__Stored rows__:
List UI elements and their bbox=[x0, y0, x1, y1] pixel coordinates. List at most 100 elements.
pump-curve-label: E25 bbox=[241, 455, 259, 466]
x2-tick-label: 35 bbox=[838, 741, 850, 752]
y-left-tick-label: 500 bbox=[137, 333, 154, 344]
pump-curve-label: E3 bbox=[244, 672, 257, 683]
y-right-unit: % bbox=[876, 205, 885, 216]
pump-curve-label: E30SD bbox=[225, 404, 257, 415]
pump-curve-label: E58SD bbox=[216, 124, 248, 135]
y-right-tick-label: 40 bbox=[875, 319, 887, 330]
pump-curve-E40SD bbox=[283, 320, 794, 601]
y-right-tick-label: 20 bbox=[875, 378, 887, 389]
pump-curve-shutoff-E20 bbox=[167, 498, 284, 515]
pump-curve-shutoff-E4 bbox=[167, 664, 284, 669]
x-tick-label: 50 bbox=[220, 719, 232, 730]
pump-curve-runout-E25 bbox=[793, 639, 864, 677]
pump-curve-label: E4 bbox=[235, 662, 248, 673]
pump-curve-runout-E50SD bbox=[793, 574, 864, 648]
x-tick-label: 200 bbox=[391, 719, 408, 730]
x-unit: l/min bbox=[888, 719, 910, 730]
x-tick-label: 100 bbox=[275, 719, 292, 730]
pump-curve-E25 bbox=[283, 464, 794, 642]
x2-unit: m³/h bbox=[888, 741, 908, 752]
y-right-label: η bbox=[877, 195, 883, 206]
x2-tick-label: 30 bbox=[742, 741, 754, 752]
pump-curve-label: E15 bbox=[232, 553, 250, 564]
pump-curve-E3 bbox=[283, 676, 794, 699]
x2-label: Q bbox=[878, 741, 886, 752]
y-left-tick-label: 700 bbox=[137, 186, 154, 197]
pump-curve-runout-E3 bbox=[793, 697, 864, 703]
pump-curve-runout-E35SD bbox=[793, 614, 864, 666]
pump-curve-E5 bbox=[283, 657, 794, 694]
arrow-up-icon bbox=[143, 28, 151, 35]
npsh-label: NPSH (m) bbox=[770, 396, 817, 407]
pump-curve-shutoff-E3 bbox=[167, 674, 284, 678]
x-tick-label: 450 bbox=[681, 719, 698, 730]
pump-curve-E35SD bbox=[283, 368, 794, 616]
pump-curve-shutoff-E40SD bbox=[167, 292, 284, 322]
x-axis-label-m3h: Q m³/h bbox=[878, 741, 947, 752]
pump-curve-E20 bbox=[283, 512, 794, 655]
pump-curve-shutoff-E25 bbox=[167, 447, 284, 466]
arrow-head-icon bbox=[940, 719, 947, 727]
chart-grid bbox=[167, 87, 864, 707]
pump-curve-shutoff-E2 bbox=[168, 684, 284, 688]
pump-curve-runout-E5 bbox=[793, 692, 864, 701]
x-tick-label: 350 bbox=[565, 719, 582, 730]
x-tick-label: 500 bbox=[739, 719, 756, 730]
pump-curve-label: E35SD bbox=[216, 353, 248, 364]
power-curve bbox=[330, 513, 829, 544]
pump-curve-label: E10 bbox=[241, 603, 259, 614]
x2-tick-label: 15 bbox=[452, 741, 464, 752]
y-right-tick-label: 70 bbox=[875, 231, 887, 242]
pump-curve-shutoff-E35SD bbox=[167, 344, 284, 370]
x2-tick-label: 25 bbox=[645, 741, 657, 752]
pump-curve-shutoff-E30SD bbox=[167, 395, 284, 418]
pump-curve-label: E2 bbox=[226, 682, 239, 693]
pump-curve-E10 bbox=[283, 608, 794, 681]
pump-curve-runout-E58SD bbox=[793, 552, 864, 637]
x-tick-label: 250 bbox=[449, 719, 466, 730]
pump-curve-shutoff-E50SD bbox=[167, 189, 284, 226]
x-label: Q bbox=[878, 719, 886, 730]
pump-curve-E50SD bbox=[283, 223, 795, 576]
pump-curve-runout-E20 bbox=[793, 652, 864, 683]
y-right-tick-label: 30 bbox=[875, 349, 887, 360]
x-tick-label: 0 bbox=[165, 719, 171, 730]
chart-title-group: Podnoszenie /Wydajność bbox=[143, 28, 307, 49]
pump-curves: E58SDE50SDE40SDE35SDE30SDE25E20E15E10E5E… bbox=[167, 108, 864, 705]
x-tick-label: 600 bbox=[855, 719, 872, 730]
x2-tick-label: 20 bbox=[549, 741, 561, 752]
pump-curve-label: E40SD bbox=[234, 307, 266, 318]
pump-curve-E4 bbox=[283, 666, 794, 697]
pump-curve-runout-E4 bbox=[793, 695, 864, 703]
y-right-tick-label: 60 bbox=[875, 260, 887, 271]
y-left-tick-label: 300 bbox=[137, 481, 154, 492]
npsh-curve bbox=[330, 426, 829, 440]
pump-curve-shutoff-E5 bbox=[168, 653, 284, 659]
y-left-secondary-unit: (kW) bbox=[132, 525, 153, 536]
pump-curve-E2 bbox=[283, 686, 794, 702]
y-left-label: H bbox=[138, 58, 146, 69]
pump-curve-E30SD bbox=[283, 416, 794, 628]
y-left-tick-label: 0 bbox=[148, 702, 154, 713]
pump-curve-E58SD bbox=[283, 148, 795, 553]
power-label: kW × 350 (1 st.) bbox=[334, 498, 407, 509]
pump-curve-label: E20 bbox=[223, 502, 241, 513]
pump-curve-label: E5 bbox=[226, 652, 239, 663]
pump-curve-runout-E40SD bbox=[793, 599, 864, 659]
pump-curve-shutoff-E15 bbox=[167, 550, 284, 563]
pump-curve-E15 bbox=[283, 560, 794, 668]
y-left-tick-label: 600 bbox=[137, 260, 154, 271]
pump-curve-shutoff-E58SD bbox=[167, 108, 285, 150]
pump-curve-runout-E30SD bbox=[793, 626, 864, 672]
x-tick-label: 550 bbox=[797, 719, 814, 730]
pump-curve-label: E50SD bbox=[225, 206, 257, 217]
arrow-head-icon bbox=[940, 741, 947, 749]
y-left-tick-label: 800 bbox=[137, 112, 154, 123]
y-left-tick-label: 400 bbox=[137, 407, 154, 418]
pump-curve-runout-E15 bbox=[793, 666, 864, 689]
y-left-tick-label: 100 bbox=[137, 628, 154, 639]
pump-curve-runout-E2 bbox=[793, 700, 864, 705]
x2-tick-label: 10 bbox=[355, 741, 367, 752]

__Given exercise__: Please copy all of the data above line for line, changing nothing.

__Solution for this task__:
List UI elements and their bbox=[x0, y0, x1, y1] pixel coordinates. List at most 100 elements.
pump-curve-label: E25 bbox=[241, 455, 259, 466]
x2-tick-label: 35 bbox=[838, 741, 850, 752]
y-left-tick-label: 500 bbox=[137, 333, 154, 344]
pump-curve-label: E3 bbox=[244, 672, 257, 683]
y-right-unit: % bbox=[876, 205, 885, 216]
pump-curve-label: E30SD bbox=[225, 404, 257, 415]
pump-curve-label: E58SD bbox=[216, 124, 248, 135]
y-right-tick-label: 40 bbox=[875, 319, 887, 330]
pump-curve-E40SD bbox=[283, 320, 794, 601]
y-right-tick-label: 20 bbox=[875, 378, 887, 389]
pump-curve-shutoff-E20 bbox=[167, 498, 284, 515]
pump-curve-shutoff-E4 bbox=[167, 664, 284, 669]
x-tick-label: 50 bbox=[220, 719, 232, 730]
pump-curve-runout-E25 bbox=[793, 639, 864, 677]
pump-curve-label: E4 bbox=[235, 662, 248, 673]
pump-curve-runout-E50SD bbox=[793, 574, 864, 648]
x-tick-label: 200 bbox=[391, 719, 408, 730]
x-unit: l/min bbox=[888, 719, 910, 730]
x-tick-label: 100 bbox=[275, 719, 292, 730]
pump-curve-E25 bbox=[283, 464, 794, 642]
x2-unit: m³/h bbox=[888, 741, 908, 752]
y-right-label: η bbox=[877, 195, 883, 206]
x2-tick-label: 30 bbox=[742, 741, 754, 752]
pump-curve-label: E15 bbox=[232, 553, 250, 564]
pump-curve-E3 bbox=[283, 676, 794, 699]
x2-label: Q bbox=[878, 741, 886, 752]
y-left-tick-label: 700 bbox=[137, 186, 154, 197]
pump-curve-runout-E3 bbox=[793, 697, 864, 703]
pump-curve-runout-E35SD bbox=[793, 614, 864, 666]
pump-curve-E5 bbox=[283, 657, 794, 694]
arrow-up-icon bbox=[143, 28, 151, 35]
npsh-label: NPSH (m) bbox=[770, 396, 817, 407]
pump-curve-shutoff-E3 bbox=[167, 674, 284, 678]
x-tick-label: 450 bbox=[681, 719, 698, 730]
pump-curve-E35SD bbox=[283, 368, 794, 616]
pump-curve-shutoff-E40SD bbox=[167, 292, 284, 322]
x-axis-label-m3h: Q m³/h bbox=[878, 741, 947, 752]
pump-curve-E20 bbox=[283, 512, 794, 655]
pump-curve-shutoff-E25 bbox=[167, 447, 284, 466]
arrow-head-icon bbox=[940, 719, 947, 727]
chart-grid bbox=[167, 87, 864, 707]
pump-curve-shutoff-E2 bbox=[168, 684, 284, 688]
pump-curve-runout-E5 bbox=[793, 692, 864, 701]
x-tick-label: 350 bbox=[565, 719, 582, 730]
x-tick-label: 500 bbox=[739, 719, 756, 730]
pump-curve-label: E35SD bbox=[216, 353, 248, 364]
power-curve bbox=[330, 513, 829, 544]
pump-curve-label: E10 bbox=[241, 603, 259, 614]
x2-tick-label: 15 bbox=[452, 741, 464, 752]
y-right-tick-label: 70 bbox=[875, 231, 887, 242]
pump-curve-shutoff-E35SD bbox=[167, 344, 284, 370]
x2-tick-label: 25 bbox=[645, 741, 657, 752]
pump-curve-shutoff-E30SD bbox=[167, 395, 284, 418]
pump-curve-label: E2 bbox=[226, 682, 239, 693]
pump-curve-E10 bbox=[283, 608, 794, 681]
pump-curve-runout-E58SD bbox=[793, 552, 864, 637]
x-tick-label: 250 bbox=[449, 719, 466, 730]
pump-curve-shutoff-E50SD bbox=[167, 189, 284, 226]
x-label: Q bbox=[878, 719, 886, 730]
pump-curve-E50SD bbox=[283, 223, 795, 576]
pump-curve-runout-E20 bbox=[793, 652, 864, 683]
y-right-tick-label: 30 bbox=[875, 349, 887, 360]
x-tick-label: 0 bbox=[165, 719, 171, 730]
chart-title-group: Podnoszenie /Wydajność bbox=[143, 28, 307, 49]
pump-curves: E58SDE50SDE40SDE35SDE30SDE25E20E15E10E5E… bbox=[167, 108, 864, 705]
x-tick-label: 600 bbox=[855, 719, 872, 730]
x2-tick-label: 20 bbox=[549, 741, 561, 752]
pump-curve-label: E40SD bbox=[234, 307, 266, 318]
pump-curve-E4 bbox=[283, 666, 794, 697]
pump-curve-runout-E4 bbox=[793, 695, 864, 703]
y-right-tick-label: 60 bbox=[875, 260, 887, 271]
y-left-tick-label: 300 bbox=[137, 481, 154, 492]
npsh-curve bbox=[330, 426, 829, 440]
pump-curve-shutoff-E5 bbox=[168, 653, 284, 659]
y-left-secondary-unit: (kW) bbox=[132, 525, 153, 536]
pump-curve-E2 bbox=[283, 686, 794, 702]
y-left-label: H bbox=[138, 58, 146, 69]
pump-curve-E30SD bbox=[283, 416, 794, 628]
y-left-tick-label: 0 bbox=[148, 702, 154, 713]
pump-curve-E58SD bbox=[283, 148, 795, 553]
power-label: kW × 350 (1 st.) bbox=[334, 498, 407, 509]
pump-curve-label: E20 bbox=[223, 502, 241, 513]
pump-curve-label: E5 bbox=[226, 652, 239, 663]
pump-curve-runout-E40SD bbox=[793, 599, 864, 659]
pump-curve-shutoff-E15 bbox=[167, 550, 284, 563]
pump-curve-E15 bbox=[283, 560, 794, 668]
y-left-tick-label: 600 bbox=[137, 260, 154, 271]
pump-curve-shutoff-E58SD bbox=[167, 108, 285, 150]
pump-curve-runout-E30SD bbox=[793, 626, 864, 672]
x-tick-label: 550 bbox=[797, 719, 814, 730]
pump-curve-label: E50SD bbox=[225, 206, 257, 217]
arrow-head-icon bbox=[940, 741, 947, 749]
y-left-tick-label: 800 bbox=[137, 112, 154, 123]
y-left-tick-label: 400 bbox=[137, 407, 154, 418]
pump-curve-runout-E15 bbox=[793, 666, 864, 689]
y-left-tick-label: 100 bbox=[137, 628, 154, 639]
pump-curve-runout-E2 bbox=[793, 700, 864, 705]
x2-tick-label: 10 bbox=[355, 741, 367, 752]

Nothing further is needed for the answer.